» **GIVEN ENTRIES**

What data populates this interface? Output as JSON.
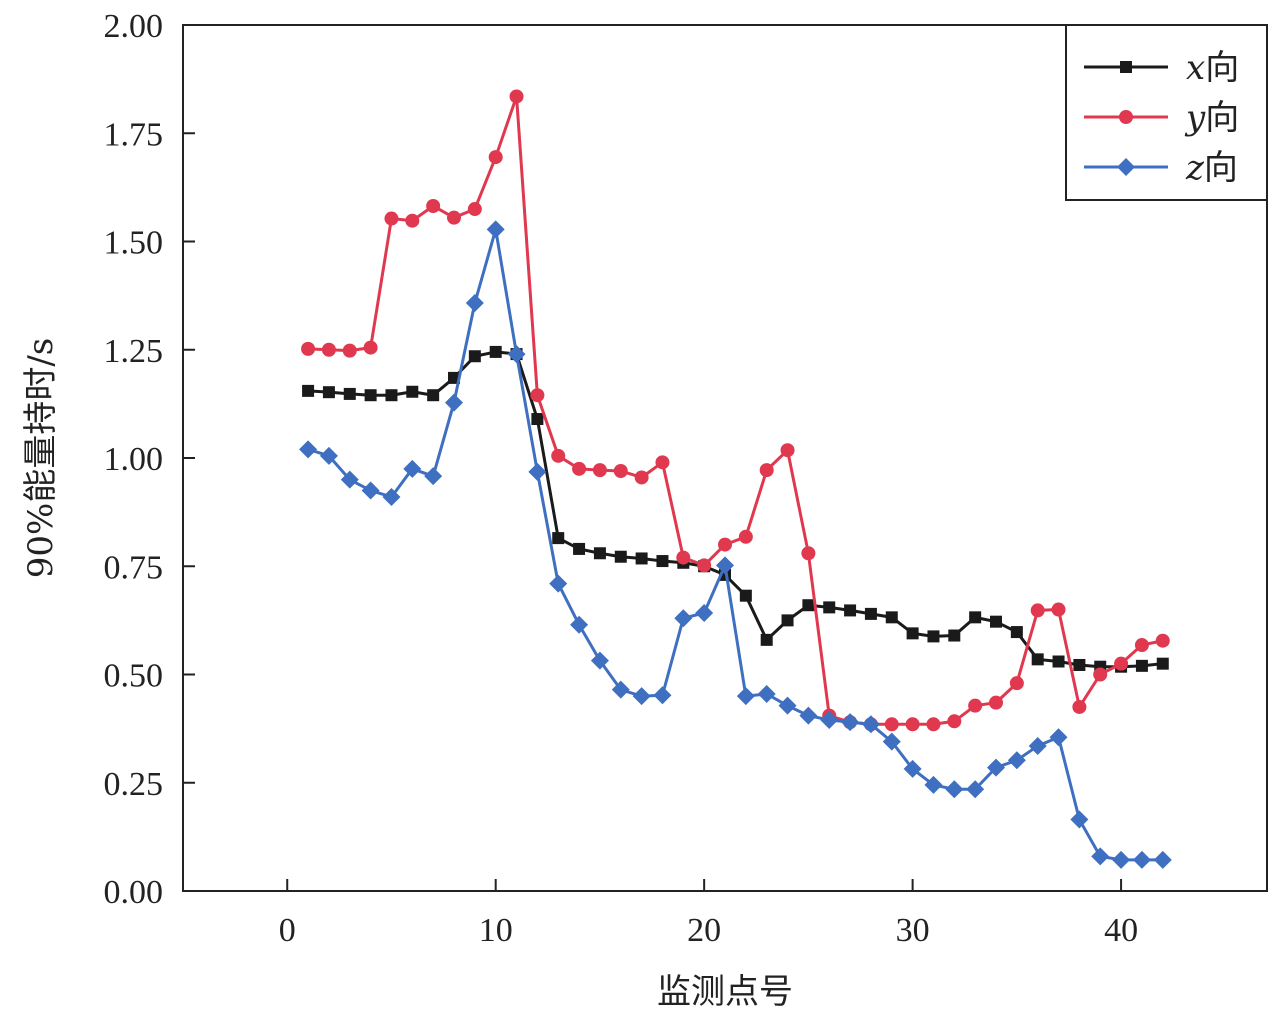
{
  "chart_data": {
    "type": "line",
    "xlabel": "监测点号",
    "ylabel": "90%能量持时/s",
    "xlim": [
      -5,
      47
    ],
    "ylim": [
      0,
      2
    ],
    "xticks": [
      0,
      10,
      20,
      30,
      40
    ],
    "xtick_labels": [
      "0",
      "10",
      "20",
      "30",
      "40"
    ],
    "yticks": [
      0,
      0.25,
      0.5,
      0.75,
      1.0,
      1.25,
      1.5,
      1.75,
      2.0
    ],
    "ytick_labels": [
      "0.00",
      "0.25",
      "0.50",
      "0.75",
      "1.00",
      "1.25",
      "1.50",
      "1.75",
      "2.00"
    ],
    "legend_position": "top-right",
    "grid": false,
    "x": [
      1,
      2,
      3,
      4,
      5,
      6,
      7,
      8,
      9,
      10,
      11,
      12,
      13,
      14,
      15,
      16,
      17,
      18,
      19,
      20,
      21,
      22,
      23,
      24,
      25,
      26,
      27,
      28,
      29,
      30,
      31,
      32,
      33,
      34,
      35,
      36,
      37,
      38,
      39,
      40,
      41,
      42
    ],
    "series": [
      {
        "name": "x向",
        "name_var": "x",
        "name_suffix": "向",
        "color": "#1a1a1a",
        "marker": "square",
        "values": [
          1.155,
          1.152,
          1.148,
          1.145,
          1.145,
          1.153,
          1.145,
          1.185,
          1.235,
          1.245,
          1.24,
          1.09,
          0.815,
          0.79,
          0.78,
          0.772,
          0.768,
          0.762,
          0.758,
          0.75,
          0.73,
          0.682,
          0.58,
          0.625,
          0.66,
          0.655,
          0.648,
          0.64,
          0.632,
          0.595,
          0.588,
          0.59,
          0.632,
          0.622,
          0.598,
          0.535,
          0.53,
          0.522,
          0.518,
          0.518,
          0.52,
          0.525
        ]
      },
      {
        "name": "y向",
        "name_var": "y",
        "name_suffix": "向",
        "color": "#e0384f",
        "marker": "circle",
        "values": [
          1.252,
          1.25,
          1.248,
          1.255,
          1.553,
          1.548,
          1.582,
          1.555,
          1.575,
          1.695,
          1.835,
          1.145,
          1.005,
          0.975,
          0.972,
          0.97,
          0.955,
          0.99,
          0.77,
          0.752,
          0.8,
          0.818,
          0.972,
          1.018,
          0.78,
          0.405,
          0.39,
          0.385,
          0.385,
          0.385,
          0.385,
          0.392,
          0.428,
          0.435,
          0.48,
          0.648,
          0.65,
          0.425,
          0.5,
          0.525,
          0.568,
          0.578
        ]
      },
      {
        "name": "z向",
        "name_var": "z",
        "name_suffix": "向",
        "color": "#3f6fc1",
        "marker": "diamond",
        "values": [
          1.02,
          1.005,
          0.95,
          0.925,
          0.91,
          0.975,
          0.958,
          1.128,
          1.358,
          1.528,
          1.24,
          0.968,
          0.71,
          0.615,
          0.532,
          0.465,
          0.45,
          0.452,
          0.63,
          0.642,
          0.752,
          0.45,
          0.455,
          0.428,
          0.405,
          0.395,
          0.39,
          0.385,
          0.345,
          0.282,
          0.245,
          0.235,
          0.235,
          0.285,
          0.302,
          0.335,
          0.355,
          0.165,
          0.08,
          0.072,
          0.072,
          0.072
        ]
      }
    ]
  }
}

» **WHAT THE TASK ASKS**
Quote each record exactly as it stands, minus the pictures.

» **OUTPUT BELOW**
What data populates this interface? Output as JSON.
{
  "chart_data": {
    "type": "line",
    "xlabel": "监测点号",
    "ylabel": "90%能量持时/s",
    "xlim": [
      -5,
      47
    ],
    "ylim": [
      0,
      2
    ],
    "xticks": [
      0,
      10,
      20,
      30,
      40
    ],
    "xtick_labels": [
      "0",
      "10",
      "20",
      "30",
      "40"
    ],
    "yticks": [
      0,
      0.25,
      0.5,
      0.75,
      1.0,
      1.25,
      1.5,
      1.75,
      2.0
    ],
    "ytick_labels": [
      "0.00",
      "0.25",
      "0.50",
      "0.75",
      "1.00",
      "1.25",
      "1.50",
      "1.75",
      "2.00"
    ],
    "legend_position": "top-right",
    "grid": false,
    "x": [
      1,
      2,
      3,
      4,
      5,
      6,
      7,
      8,
      9,
      10,
      11,
      12,
      13,
      14,
      15,
      16,
      17,
      18,
      19,
      20,
      21,
      22,
      23,
      24,
      25,
      26,
      27,
      28,
      29,
      30,
      31,
      32,
      33,
      34,
      35,
      36,
      37,
      38,
      39,
      40,
      41,
      42
    ],
    "series": [
      {
        "name": "x向",
        "name_var": "x",
        "name_suffix": "向",
        "color": "#1a1a1a",
        "marker": "square",
        "values": [
          1.155,
          1.152,
          1.148,
          1.145,
          1.145,
          1.153,
          1.145,
          1.185,
          1.235,
          1.245,
          1.24,
          1.09,
          0.815,
          0.79,
          0.78,
          0.772,
          0.768,
          0.762,
          0.758,
          0.75,
          0.73,
          0.682,
          0.58,
          0.625,
          0.66,
          0.655,
          0.648,
          0.64,
          0.632,
          0.595,
          0.588,
          0.59,
          0.632,
          0.622,
          0.598,
          0.535,
          0.53,
          0.522,
          0.518,
          0.518,
          0.52,
          0.525
        ]
      },
      {
        "name": "y向",
        "name_var": "y",
        "name_suffix": "向",
        "color": "#e0384f",
        "marker": "circle",
        "values": [
          1.252,
          1.25,
          1.248,
          1.255,
          1.553,
          1.548,
          1.582,
          1.555,
          1.575,
          1.695,
          1.835,
          1.145,
          1.005,
          0.975,
          0.972,
          0.97,
          0.955,
          0.99,
          0.77,
          0.752,
          0.8,
          0.818,
          0.972,
          1.018,
          0.78,
          0.405,
          0.39,
          0.385,
          0.385,
          0.385,
          0.385,
          0.392,
          0.428,
          0.435,
          0.48,
          0.648,
          0.65,
          0.425,
          0.5,
          0.525,
          0.568,
          0.578
        ]
      },
      {
        "name": "z向",
        "name_var": "z",
        "name_suffix": "向",
        "color": "#3f6fc1",
        "marker": "diamond",
        "values": [
          1.02,
          1.005,
          0.95,
          0.925,
          0.91,
          0.975,
          0.958,
          1.128,
          1.358,
          1.528,
          1.24,
          0.968,
          0.71,
          0.615,
          0.532,
          0.465,
          0.45,
          0.452,
          0.63,
          0.642,
          0.752,
          0.45,
          0.455,
          0.428,
          0.405,
          0.395,
          0.39,
          0.385,
          0.345,
          0.282,
          0.245,
          0.235,
          0.235,
          0.285,
          0.302,
          0.335,
          0.355,
          0.165,
          0.08,
          0.072,
          0.072,
          0.072
        ]
      }
    ]
  }
}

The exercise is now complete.